Exercise description: Only the number is wanted: how many lines of these entries contain the word "umerilor"?

Record set:
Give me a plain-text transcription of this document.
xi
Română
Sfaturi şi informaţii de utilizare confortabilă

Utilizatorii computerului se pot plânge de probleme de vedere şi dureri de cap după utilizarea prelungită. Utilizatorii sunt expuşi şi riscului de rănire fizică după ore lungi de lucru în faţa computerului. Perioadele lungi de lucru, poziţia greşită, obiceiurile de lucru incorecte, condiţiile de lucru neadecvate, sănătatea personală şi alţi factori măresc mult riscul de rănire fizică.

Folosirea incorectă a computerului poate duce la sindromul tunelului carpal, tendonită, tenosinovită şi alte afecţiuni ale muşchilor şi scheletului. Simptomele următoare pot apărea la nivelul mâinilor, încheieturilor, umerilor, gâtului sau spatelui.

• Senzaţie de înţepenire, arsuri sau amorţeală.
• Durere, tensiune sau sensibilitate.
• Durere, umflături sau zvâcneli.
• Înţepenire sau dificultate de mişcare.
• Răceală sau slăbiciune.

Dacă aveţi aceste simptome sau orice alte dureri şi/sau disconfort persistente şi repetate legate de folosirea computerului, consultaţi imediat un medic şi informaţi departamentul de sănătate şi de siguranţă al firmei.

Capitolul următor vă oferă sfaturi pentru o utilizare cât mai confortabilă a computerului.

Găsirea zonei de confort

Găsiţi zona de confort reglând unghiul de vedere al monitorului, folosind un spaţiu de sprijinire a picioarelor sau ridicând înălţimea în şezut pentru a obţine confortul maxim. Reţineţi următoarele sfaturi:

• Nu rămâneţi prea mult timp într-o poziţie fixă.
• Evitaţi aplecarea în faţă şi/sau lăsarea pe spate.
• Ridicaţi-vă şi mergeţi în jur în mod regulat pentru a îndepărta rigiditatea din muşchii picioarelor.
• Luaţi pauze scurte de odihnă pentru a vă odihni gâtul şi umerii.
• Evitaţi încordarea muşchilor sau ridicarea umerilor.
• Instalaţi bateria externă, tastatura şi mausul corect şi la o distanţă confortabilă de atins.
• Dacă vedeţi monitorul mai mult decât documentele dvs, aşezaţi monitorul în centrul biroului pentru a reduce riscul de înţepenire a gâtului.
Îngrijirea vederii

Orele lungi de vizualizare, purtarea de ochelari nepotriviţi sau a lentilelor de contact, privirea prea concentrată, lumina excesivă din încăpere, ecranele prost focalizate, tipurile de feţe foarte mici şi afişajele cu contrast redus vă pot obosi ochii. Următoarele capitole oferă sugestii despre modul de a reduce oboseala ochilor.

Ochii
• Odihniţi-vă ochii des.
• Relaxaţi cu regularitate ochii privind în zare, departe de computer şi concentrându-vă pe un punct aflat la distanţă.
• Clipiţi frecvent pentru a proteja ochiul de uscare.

Finished answer: 2